> **Instruction**: Review the listing and copy each line that holds the word "Audio".

— start Records for this task —

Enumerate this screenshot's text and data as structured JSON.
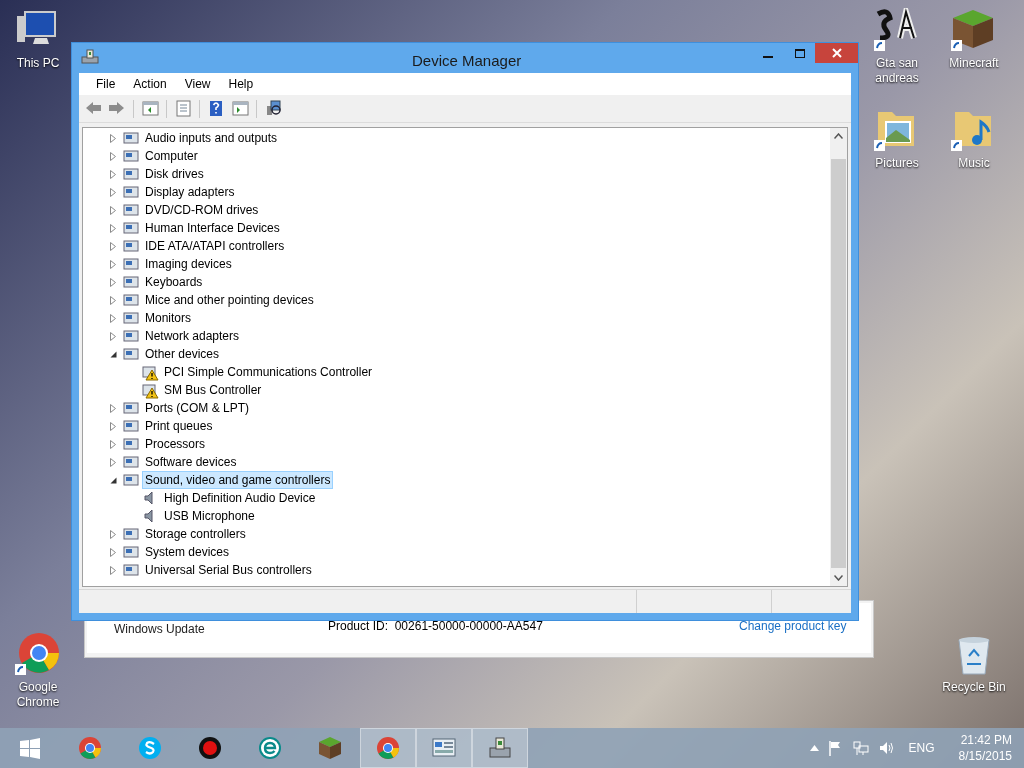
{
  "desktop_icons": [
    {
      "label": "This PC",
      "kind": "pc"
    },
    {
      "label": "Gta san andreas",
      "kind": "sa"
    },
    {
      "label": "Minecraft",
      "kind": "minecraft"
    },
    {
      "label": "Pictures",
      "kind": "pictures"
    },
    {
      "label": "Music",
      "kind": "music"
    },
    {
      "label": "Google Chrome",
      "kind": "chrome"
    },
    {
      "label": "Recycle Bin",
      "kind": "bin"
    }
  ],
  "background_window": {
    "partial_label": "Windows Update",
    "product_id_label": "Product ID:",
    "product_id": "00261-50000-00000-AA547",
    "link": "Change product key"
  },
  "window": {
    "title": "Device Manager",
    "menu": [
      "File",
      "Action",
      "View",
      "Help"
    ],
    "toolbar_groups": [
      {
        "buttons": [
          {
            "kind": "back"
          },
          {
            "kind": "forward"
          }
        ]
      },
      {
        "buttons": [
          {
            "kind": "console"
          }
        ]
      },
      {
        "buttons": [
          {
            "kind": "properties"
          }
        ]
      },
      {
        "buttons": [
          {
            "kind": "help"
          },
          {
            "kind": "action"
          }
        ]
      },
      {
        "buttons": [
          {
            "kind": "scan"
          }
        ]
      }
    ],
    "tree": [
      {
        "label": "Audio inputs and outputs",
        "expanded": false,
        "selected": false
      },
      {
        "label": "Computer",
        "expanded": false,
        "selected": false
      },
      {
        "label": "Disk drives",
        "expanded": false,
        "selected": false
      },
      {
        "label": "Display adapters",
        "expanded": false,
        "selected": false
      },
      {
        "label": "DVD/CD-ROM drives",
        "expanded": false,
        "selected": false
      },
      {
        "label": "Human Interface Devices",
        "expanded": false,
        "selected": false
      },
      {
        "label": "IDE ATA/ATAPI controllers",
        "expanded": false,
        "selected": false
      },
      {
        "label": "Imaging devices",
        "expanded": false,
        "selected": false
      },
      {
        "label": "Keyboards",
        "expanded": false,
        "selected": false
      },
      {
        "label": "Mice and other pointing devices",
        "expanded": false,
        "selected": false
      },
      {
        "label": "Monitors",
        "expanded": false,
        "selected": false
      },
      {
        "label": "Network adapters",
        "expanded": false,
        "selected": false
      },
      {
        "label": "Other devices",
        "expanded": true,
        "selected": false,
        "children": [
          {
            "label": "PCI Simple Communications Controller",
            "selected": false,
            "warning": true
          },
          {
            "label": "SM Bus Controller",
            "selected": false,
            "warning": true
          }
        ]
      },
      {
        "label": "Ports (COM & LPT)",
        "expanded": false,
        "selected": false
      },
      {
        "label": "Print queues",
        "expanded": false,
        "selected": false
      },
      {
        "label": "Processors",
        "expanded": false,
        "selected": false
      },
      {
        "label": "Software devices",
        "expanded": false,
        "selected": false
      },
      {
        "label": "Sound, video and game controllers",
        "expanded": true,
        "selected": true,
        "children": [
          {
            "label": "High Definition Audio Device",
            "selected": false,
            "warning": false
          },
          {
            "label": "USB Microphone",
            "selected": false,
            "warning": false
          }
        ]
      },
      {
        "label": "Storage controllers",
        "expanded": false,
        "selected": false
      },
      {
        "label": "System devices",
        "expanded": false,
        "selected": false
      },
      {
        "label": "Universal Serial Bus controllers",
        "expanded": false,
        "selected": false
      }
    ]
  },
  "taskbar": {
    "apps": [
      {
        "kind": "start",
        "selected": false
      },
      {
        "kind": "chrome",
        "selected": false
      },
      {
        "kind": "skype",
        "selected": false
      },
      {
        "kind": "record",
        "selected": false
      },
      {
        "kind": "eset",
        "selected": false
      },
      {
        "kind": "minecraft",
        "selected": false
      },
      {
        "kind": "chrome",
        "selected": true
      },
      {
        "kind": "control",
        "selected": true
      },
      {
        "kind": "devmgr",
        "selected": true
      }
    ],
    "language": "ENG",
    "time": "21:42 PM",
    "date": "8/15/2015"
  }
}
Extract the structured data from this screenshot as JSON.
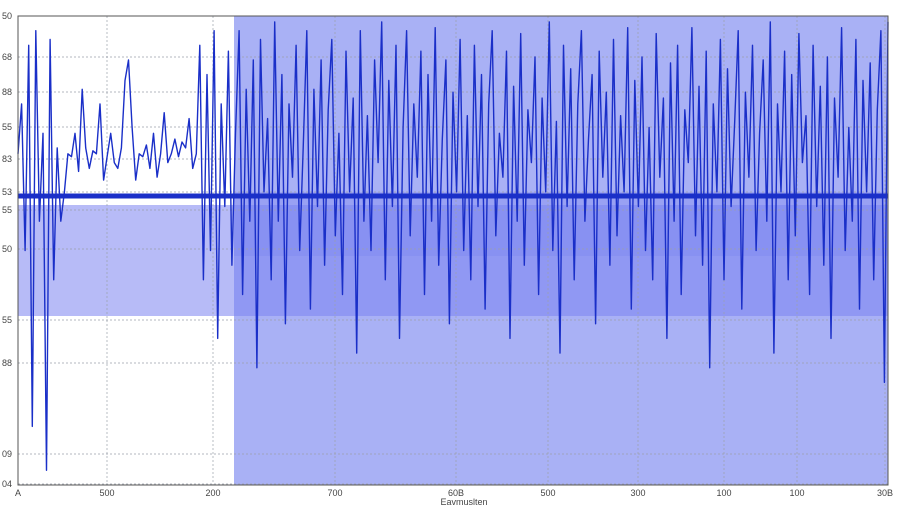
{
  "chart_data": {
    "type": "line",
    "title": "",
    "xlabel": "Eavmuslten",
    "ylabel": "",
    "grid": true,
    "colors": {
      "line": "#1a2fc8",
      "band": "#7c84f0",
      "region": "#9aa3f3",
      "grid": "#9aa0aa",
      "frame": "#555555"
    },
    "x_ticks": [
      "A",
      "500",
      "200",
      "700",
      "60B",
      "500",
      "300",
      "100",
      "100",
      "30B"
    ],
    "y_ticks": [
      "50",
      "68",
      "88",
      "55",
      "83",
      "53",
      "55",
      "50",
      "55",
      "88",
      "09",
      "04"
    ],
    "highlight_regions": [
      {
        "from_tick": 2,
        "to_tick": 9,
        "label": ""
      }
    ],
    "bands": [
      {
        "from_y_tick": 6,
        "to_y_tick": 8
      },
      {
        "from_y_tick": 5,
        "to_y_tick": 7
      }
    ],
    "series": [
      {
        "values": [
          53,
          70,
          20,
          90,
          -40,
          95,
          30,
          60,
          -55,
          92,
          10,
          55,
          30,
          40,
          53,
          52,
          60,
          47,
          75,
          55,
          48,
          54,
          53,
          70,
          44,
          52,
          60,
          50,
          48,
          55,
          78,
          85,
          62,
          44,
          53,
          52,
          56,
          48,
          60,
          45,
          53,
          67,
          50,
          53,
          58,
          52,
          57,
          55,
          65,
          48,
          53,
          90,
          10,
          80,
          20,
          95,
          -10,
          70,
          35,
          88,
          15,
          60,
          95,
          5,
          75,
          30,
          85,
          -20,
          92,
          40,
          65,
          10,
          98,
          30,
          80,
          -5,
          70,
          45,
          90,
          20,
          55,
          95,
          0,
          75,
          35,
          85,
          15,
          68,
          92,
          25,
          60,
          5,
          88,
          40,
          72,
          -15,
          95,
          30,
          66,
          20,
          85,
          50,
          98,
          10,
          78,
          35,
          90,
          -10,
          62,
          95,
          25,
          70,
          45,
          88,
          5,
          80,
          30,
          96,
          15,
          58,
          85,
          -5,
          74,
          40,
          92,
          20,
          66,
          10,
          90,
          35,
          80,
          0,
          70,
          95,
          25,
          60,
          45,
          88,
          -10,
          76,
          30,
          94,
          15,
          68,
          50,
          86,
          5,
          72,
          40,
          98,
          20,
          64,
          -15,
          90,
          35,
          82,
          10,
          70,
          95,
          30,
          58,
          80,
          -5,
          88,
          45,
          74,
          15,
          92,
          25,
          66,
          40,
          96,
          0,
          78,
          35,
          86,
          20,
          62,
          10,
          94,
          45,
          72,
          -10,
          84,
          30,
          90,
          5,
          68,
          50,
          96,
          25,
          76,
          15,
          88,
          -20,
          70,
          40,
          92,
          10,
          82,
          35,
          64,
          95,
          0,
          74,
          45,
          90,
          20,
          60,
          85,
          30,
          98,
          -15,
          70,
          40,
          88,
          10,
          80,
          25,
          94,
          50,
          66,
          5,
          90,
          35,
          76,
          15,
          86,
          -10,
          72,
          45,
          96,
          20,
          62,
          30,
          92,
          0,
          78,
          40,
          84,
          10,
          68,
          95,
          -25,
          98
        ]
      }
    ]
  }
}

— end Records for this task —

> **Exercise output**:
        "label": "Audio inputs and outputs",
            "label": "High Definition Audio Device",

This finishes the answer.